(Part of a data file)

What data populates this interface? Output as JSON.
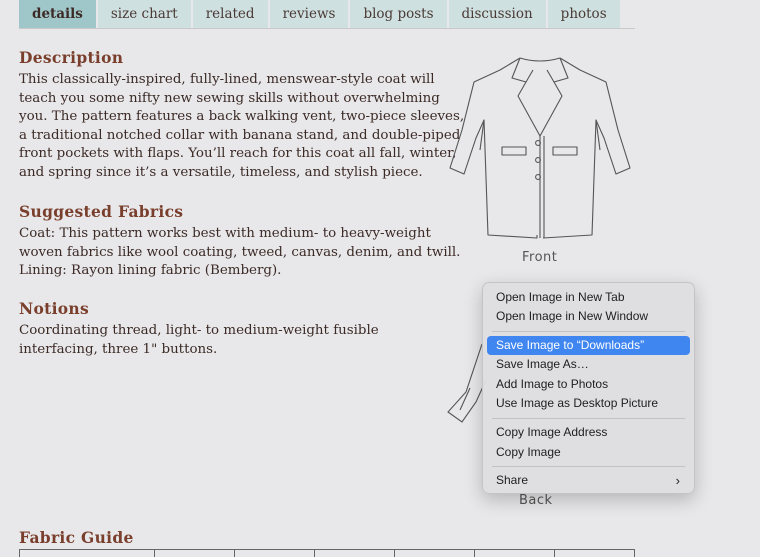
{
  "tabs": [
    {
      "label": "details",
      "active": true
    },
    {
      "label": "size chart"
    },
    {
      "label": "related"
    },
    {
      "label": "reviews"
    },
    {
      "label": "blog posts"
    },
    {
      "label": "discussion"
    },
    {
      "label": "photos"
    }
  ],
  "description": {
    "heading": "Description",
    "lines": [
      "This classically-inspired, fully-lined, menswear-style coat will",
      "teach you some nifty new sewing skills without overwhelming",
      "you. The pattern features a back walking vent, two-piece sleeves,",
      "a traditional notched collar with banana stand, and double-piped",
      "front pockets with flaps. You’ll reach for this coat all fall, winter,",
      "and spring since it’s a versatile, timeless, and stylish piece."
    ]
  },
  "fabrics": {
    "heading": "Suggested Fabrics",
    "lines": [
      "Coat: This pattern works best with medium- to heavy-weight",
      "woven fabrics like wool coating, tweed, canvas, denim, and twill.",
      "Lining: Rayon lining fabric (Bemberg)."
    ]
  },
  "notions": {
    "heading": "Notions",
    "lines": [
      "Coordinating thread, light- to medium-weight fusible",
      "interfacing, three 1\" buttons."
    ]
  },
  "images": {
    "front_caption": "Front",
    "back_caption": "Back"
  },
  "fabric_guide": {
    "heading": "Fabric Guide"
  },
  "context_menu": {
    "items": [
      "Open Image in New Tab",
      "Open Image in New Window",
      "Save Image to “Downloads”",
      "Save Image As…",
      "Add Image to Photos",
      "Use Image as Desktop Picture",
      "Copy Image Address",
      "Copy Image",
      "Share"
    ],
    "highlighted_index": 2,
    "highlight_color": "#3f86f0"
  }
}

» TASK
All records above are to be printed exactly, minus the pictures they contain.

» ANSWER FOR THIS EXERCISE
What data populates this interface? Output as JSON.
{
  "tabs": [
    {
      "label": "details",
      "active": true
    },
    {
      "label": "size chart"
    },
    {
      "label": "related"
    },
    {
      "label": "reviews"
    },
    {
      "label": "blog posts"
    },
    {
      "label": "discussion"
    },
    {
      "label": "photos"
    }
  ],
  "description": {
    "heading": "Description",
    "lines": [
      "This classically-inspired, fully-lined, menswear-style coat will",
      "teach you some nifty new sewing skills without overwhelming",
      "you. The pattern features a back walking vent, two-piece sleeves,",
      "a traditional notched collar with banana stand, and double-piped",
      "front pockets with flaps. You’ll reach for this coat all fall, winter,",
      "and spring since it’s a versatile, timeless, and stylish piece."
    ]
  },
  "fabrics": {
    "heading": "Suggested Fabrics",
    "lines": [
      "Coat: This pattern works best with medium- to heavy-weight",
      "woven fabrics like wool coating, tweed, canvas, denim, and twill.",
      "Lining: Rayon lining fabric (Bemberg)."
    ]
  },
  "notions": {
    "heading": "Notions",
    "lines": [
      "Coordinating thread, light- to medium-weight fusible",
      "interfacing, three 1\" buttons."
    ]
  },
  "images": {
    "front_caption": "Front",
    "back_caption": "Back"
  },
  "fabric_guide": {
    "heading": "Fabric Guide"
  },
  "context_menu": {
    "items": [
      "Open Image in New Tab",
      "Open Image in New Window",
      "Save Image to “Downloads”",
      "Save Image As…",
      "Add Image to Photos",
      "Use Image as Desktop Picture",
      "Copy Image Address",
      "Copy Image",
      "Share"
    ],
    "highlighted_index": 2,
    "highlight_color": "#3f86f0"
  }
}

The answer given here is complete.